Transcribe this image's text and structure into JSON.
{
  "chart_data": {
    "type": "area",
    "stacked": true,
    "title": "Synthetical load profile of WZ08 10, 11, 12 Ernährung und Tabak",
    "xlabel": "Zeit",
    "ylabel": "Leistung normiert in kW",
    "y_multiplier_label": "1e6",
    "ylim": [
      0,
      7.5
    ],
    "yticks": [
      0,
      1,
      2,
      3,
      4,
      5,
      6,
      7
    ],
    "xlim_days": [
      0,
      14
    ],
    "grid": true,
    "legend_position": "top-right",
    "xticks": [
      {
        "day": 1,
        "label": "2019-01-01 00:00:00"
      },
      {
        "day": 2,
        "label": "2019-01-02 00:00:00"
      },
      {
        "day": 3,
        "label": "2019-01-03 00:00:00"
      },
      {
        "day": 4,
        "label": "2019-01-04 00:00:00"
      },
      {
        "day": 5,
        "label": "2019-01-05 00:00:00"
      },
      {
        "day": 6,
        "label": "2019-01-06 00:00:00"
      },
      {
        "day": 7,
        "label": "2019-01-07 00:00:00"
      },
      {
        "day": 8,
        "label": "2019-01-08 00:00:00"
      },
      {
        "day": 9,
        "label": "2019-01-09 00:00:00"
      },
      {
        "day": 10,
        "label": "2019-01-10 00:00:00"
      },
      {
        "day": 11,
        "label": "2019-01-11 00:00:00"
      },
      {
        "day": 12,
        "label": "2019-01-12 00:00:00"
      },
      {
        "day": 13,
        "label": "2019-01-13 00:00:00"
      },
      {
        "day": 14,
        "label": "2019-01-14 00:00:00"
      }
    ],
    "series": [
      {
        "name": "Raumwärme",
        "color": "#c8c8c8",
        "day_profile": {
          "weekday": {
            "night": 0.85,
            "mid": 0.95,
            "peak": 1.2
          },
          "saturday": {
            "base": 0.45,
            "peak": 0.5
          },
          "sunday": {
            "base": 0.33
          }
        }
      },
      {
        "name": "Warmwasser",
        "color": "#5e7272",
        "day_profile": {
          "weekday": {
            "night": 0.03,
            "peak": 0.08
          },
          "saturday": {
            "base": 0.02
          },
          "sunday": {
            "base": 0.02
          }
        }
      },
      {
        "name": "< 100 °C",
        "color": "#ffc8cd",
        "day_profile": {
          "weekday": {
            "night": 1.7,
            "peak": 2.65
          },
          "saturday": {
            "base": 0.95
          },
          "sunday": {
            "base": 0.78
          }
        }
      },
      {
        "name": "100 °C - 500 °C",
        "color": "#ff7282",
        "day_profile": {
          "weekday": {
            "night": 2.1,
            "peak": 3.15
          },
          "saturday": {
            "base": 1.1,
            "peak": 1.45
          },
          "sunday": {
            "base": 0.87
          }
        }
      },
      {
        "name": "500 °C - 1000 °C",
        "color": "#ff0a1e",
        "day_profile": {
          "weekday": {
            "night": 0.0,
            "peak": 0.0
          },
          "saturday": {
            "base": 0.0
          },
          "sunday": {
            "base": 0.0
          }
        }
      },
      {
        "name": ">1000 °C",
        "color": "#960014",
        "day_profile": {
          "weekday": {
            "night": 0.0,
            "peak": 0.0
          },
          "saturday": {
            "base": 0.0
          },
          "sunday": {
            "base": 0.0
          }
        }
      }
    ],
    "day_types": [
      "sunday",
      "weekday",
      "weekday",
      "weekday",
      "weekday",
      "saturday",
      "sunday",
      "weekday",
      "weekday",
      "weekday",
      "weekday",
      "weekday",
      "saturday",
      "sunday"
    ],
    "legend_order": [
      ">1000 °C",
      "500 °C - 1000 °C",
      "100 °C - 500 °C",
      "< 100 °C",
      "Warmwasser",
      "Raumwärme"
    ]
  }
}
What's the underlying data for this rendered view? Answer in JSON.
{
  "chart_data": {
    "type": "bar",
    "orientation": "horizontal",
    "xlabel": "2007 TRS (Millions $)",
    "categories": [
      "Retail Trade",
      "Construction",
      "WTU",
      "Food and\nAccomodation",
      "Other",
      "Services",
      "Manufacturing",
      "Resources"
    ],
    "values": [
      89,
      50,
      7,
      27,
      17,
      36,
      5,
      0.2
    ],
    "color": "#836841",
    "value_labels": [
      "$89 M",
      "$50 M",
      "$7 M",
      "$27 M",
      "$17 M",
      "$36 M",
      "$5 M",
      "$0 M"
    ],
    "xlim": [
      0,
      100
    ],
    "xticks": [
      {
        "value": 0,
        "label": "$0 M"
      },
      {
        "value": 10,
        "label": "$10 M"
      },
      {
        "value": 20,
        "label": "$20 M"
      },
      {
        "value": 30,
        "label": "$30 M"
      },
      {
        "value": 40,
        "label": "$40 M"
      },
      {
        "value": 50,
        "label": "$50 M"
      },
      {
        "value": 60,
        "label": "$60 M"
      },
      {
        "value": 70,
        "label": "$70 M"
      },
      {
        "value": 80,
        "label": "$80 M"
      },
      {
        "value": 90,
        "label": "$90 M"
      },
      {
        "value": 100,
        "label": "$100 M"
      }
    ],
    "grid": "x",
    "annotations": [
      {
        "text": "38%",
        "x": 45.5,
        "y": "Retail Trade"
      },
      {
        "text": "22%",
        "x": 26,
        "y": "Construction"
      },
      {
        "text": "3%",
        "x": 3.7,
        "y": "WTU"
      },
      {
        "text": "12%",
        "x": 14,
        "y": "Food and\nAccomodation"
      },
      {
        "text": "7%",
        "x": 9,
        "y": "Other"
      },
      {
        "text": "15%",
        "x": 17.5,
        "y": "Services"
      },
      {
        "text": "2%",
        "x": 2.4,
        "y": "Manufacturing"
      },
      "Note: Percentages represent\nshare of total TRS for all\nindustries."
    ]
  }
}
▬▬▬▬▬▬▬▬▬▬
Required work —
Could you quote the material above in full, exactly as it stands?

Expected answer —
Transcribe this image's text and structure into JSON.
{
  "chart_data": {
    "type": "area",
    "stacked": true,
    "title": "Synthetical load profile of WZ08 10, 11, 12 Ernährung und Tabak",
    "xlabel": "Zeit",
    "ylabel": "Leistung normiert in kW",
    "y_multiplier_label": "1e6",
    "ylim": [
      0,
      7.5
    ],
    "yticks": [
      0,
      1,
      2,
      3,
      4,
      5,
      6,
      7
    ],
    "xlim_days": [
      0,
      14
    ],
    "grid": true,
    "legend_position": "top-right",
    "xticks": [
      {
        "day": 1,
        "label": "2019-01-01 00:00:00"
      },
      {
        "day": 2,
        "label": "2019-01-02 00:00:00"
      },
      {
        "day": 3,
        "label": "2019-01-03 00:00:00"
      },
      {
        "day": 4,
        "label": "2019-01-04 00:00:00"
      },
      {
        "day": 5,
        "label": "2019-01-05 00:00:00"
      },
      {
        "day": 6,
        "label": "2019-01-06 00:00:00"
      },
      {
        "day": 7,
        "label": "2019-01-07 00:00:00"
      },
      {
        "day": 8,
        "label": "2019-01-08 00:00:00"
      },
      {
        "day": 9,
        "label": "2019-01-09 00:00:00"
      },
      {
        "day": 10,
        "label": "2019-01-10 00:00:00"
      },
      {
        "day": 11,
        "label": "2019-01-11 00:00:00"
      },
      {
        "day": 12,
        "label": "2019-01-12 00:00:00"
      },
      {
        "day": 13,
        "label": "2019-01-13 00:00:00"
      },
      {
        "day": 14,
        "label": "2019-01-14 00:00:00"
      }
    ],
    "series": [
      {
        "name": "Raumwärme",
        "color": "#c8c8c8",
        "day_profile": {
          "weekday": {
            "night": 0.85,
            "mid": 0.95,
            "peak": 1.2
          },
          "saturday": {
            "base": 0.45,
            "peak": 0.5
          },
          "sunday": {
            "base": 0.33
          }
        }
      },
      {
        "name": "Warmwasser",
        "color": "#5e7272",
        "day_profile": {
          "weekday": {
            "night": 0.03,
            "peak": 0.08
          },
          "saturday": {
            "base": 0.02
          },
          "sunday": {
            "base": 0.02
          }
        }
      },
      {
        "name": "< 100 °C",
        "color": "#ffc8cd",
        "day_profile": {
          "weekday": {
            "night": 1.7,
            "peak": 2.65
          },
          "saturday": {
            "base": 0.95
          },
          "sunday": {
            "base": 0.78
          }
        }
      },
      {
        "name": "100 °C - 500 °C",
        "color": "#ff7282",
        "day_profile": {
          "weekday": {
            "night": 2.1,
            "peak": 3.15
          },
          "saturday": {
            "base": 1.1,
            "peak": 1.45
          },
          "sunday": {
            "base": 0.87
          }
        }
      },
      {
        "name": "500 °C - 1000 °C",
        "color": "#ff0a1e",
        "day_profile": {
          "weekday": {
            "night": 0.0,
            "peak": 0.0
          },
          "saturday": {
            "base": 0.0
          },
          "sunday": {
            "base": 0.0
          }
        }
      },
      {
        "name": ">1000 °C",
        "color": "#960014",
        "day_profile": {
          "weekday": {
            "night": 0.0,
            "peak": 0.0
          },
          "saturday": {
            "base": 0.0
          },
          "sunday": {
            "base": 0.0
          }
        }
      }
    ],
    "day_types": [
      "sunday",
      "weekday",
      "weekday",
      "weekday",
      "weekday",
      "saturday",
      "sunday",
      "weekday",
      "weekday",
      "weekday",
      "weekday",
      "weekday",
      "saturday",
      "sunday"
    ],
    "legend_order": [
      ">1000 °C",
      "500 °C - 1000 °C",
      "100 °C - 500 °C",
      "< 100 °C",
      "Warmwasser",
      "Raumwärme"
    ]
  }
}
What's the underlying data for this rendered view? Answer in JSON.
{
  "chart_data": {
    "type": "bar",
    "orientation": "horizontal",
    "xlabel": "2007 TRS (Millions $)",
    "categories": [
      "Retail Trade",
      "Construction",
      "WTU",
      "Food and\nAccomodation",
      "Other",
      "Services",
      "Manufacturing",
      "Resources"
    ],
    "values": [
      89,
      50,
      7,
      27,
      17,
      36,
      5,
      0.2
    ],
    "color": "#836841",
    "value_labels": [
      "$89 M",
      "$50 M",
      "$7 M",
      "$27 M",
      "$17 M",
      "$36 M",
      "$5 M",
      "$0 M"
    ],
    "xlim": [
      0,
      100
    ],
    "xticks": [
      {
        "value": 0,
        "label": "$0 M"
      },
      {
        "value": 10,
        "label": "$10 M"
      },
      {
        "value": 20,
        "label": "$20 M"
      },
      {
        "value": 30,
        "label": "$30 M"
      },
      {
        "value": 40,
        "label": "$40 M"
      },
      {
        "value": 50,
        "label": "$50 M"
      },
      {
        "value": 60,
        "label": "$60 M"
      },
      {
        "value": 70,
        "label": "$70 M"
      },
      {
        "value": 80,
        "label": "$80 M"
      },
      {
        "value": 90,
        "label": "$90 M"
      },
      {
        "value": 100,
        "label": "$100 M"
      }
    ],
    "grid": "x",
    "annotations": [
      {
        "text": "38%",
        "x": 45.5,
        "y": "Retail Trade"
      },
      {
        "text": "22%",
        "x": 26,
        "y": "Construction"
      },
      {
        "text": "3%",
        "x": 3.7,
        "y": "WTU"
      },
      {
        "text": "12%",
        "x": 14,
        "y": "Food and\nAccomodation"
      },
      {
        "text": "7%",
        "x": 9,
        "y": "Other"
      },
      {
        "text": "15%",
        "x": 17.5,
        "y": "Services"
      },
      {
        "text": "2%",
        "x": 2.4,
        "y": "Manufacturing"
      },
      "Note: Percentages represent\nshare of total TRS for all\nindustries."
    ]
  }
}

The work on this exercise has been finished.